Tasks to perform —
1) Rewrite the paragraph below beginning "On January 26, 2005" from the passage on Tunisians in Guantanamo as a short list that keeps its main facts.
2) Using the passage on Tunisians in Guantanamo below, state whether each of the following agrees with it. Answer yes or no and quote the words that decide it: (a) Tunisia keeps a centralized, publicly accessible database of criminal records. (b) Each of the four men was sentenced to 20 years in prison. (c) The judge allowed the codefendants to disavow their statements to the police.
3) Answer these questions from the passage on Tunisians in Guantanamo below:
(a) How many other Tunisians are still in Guantanamo?
(b) Which court convicted al-Hakimi, an-Naceri, Ben Ali, and al-Yazidi?
(c) How many defendants were in that case?

Passage —

* * *

III. Other Tunisians in Guantanamo
There are 10 other Tunisians still in Guantanamo, at least eight of whom have been convicted in absentia.34
Tunisia does not have a centralized, publicly accessible database of criminal records, making it difficult to gather information about prior convictions.35 We were, however, able to gather case files (some only partial) for several of the Guantanamo detainees from Tunisia:
On January 26, 2005, the Tunis Military Court convicted al-Hakimi, an-Naceri, Ben Ali, and al-Yazidi in absentia on charges of serving a terrorist organization operating abroad,37 and sentenced each to 20 years in prison, and five years of administrative control and deprivation of their civil liberties. There were 35 defendants in the case, only five of whom were in custody at the time. According to the court ruling, the main evidence in support of conviction was the statements made to the police by their codefendants in custody, to the effect that they had met al-Hakimi, an-Naceri, Ben Ali and al-Yazidi at a military camp in Afghanistan, and that they had undergone military training in preparation for returning to Tunisia to carry out operations there. During the trial those codefendants tried to disavow their statements to the police, but the judge refused this request.

* * *

[Layout records]

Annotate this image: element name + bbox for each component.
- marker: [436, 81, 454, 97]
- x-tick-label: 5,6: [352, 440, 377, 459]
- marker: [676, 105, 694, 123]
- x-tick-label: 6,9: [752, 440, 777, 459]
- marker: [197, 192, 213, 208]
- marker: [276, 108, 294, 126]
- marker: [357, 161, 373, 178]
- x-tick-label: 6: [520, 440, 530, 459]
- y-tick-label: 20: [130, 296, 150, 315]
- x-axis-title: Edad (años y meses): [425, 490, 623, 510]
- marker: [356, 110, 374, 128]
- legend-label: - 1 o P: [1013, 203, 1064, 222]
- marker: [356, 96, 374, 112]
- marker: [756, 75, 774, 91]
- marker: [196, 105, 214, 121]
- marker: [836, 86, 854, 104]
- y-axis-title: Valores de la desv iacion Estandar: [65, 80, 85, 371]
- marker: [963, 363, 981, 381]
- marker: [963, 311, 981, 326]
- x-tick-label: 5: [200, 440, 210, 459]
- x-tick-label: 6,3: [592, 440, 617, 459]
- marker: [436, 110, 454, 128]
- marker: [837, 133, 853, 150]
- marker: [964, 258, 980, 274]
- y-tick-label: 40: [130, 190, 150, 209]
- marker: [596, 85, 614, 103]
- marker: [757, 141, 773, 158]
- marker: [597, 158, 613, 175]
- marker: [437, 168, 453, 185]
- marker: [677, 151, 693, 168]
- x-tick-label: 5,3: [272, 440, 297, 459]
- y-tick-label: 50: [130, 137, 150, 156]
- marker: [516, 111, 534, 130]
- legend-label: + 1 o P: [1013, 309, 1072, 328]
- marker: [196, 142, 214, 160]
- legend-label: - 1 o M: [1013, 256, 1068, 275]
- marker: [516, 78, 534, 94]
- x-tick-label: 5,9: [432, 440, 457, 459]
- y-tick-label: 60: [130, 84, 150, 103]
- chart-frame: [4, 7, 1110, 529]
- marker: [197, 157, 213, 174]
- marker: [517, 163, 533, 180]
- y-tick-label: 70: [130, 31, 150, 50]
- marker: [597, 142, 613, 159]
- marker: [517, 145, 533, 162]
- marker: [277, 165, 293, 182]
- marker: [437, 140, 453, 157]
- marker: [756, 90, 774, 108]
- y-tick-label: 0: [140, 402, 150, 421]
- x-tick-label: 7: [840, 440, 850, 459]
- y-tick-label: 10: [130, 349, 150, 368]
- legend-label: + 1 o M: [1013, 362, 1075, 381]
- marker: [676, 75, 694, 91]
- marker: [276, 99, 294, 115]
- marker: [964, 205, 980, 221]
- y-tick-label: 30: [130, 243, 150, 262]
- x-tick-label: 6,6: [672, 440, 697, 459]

* * *

Answers to the exercise —
1)
- On January 26, 2005, the Tunis Military Court convicted al-Hakimi, an-Naceri, Ben Ali, and al-Yazidi in absentia of serving a terrorist organization operating abroad.
- Each received 20 years in prison, plus five years of administrative control and deprivation of civil liberties.
- The case had 35 defendants, only five of them in custody.
- The main evidence was police statements from codefendants in custody. They said they had met the four men at a military camp in Afghanistan and trained there to return and carry out operations in Tunisia.
- At trial those codefendants tried to disavow their statements, but the judge refused.

2)
(a) No: "Tunisia does not have a centralized, publicly accessible database of criminal records"
(b) Yes: "sentenced each to 20 years in prison"
(c) No: "the judge refused this request"

3)
(a) 10
(b) The Tunis Military Court
(c) 35